## DIRECTIONS
Reply with one number only: the count of lines below that contain the word "this".

## Records from a collection of figures
□ □ □ □
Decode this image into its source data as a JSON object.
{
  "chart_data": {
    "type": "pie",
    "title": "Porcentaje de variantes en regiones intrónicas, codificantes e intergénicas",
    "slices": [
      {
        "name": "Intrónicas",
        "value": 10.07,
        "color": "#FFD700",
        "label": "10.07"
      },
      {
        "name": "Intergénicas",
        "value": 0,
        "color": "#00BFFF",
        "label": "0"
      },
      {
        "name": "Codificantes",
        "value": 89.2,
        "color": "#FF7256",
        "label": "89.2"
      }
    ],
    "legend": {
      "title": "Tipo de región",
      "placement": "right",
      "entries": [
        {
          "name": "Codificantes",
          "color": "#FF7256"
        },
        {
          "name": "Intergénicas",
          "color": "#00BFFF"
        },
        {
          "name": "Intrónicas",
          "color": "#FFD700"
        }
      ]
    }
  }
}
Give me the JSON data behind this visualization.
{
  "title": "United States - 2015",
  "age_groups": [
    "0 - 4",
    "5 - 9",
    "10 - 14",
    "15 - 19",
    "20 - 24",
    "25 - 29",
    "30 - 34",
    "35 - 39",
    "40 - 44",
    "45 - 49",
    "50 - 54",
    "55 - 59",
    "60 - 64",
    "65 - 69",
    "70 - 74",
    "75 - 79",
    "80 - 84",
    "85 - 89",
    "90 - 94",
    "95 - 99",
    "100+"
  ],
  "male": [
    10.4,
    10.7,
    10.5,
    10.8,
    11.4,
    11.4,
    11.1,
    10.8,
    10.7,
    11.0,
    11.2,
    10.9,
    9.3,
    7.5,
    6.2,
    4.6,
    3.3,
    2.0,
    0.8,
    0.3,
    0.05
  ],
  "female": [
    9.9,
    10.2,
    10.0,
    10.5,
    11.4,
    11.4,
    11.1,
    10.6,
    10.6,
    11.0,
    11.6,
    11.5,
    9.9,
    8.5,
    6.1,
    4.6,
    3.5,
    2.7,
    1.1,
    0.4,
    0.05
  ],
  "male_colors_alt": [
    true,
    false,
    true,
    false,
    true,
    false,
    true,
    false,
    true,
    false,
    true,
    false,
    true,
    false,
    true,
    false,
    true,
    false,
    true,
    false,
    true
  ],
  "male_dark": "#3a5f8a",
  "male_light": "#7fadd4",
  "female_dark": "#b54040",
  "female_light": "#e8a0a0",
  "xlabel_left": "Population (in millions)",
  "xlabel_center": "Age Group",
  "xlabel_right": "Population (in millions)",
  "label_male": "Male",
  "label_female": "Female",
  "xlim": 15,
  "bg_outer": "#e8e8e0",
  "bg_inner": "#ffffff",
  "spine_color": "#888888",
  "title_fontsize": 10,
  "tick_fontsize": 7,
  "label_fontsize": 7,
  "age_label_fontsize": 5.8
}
□ □ □ □
## SOLUTION
2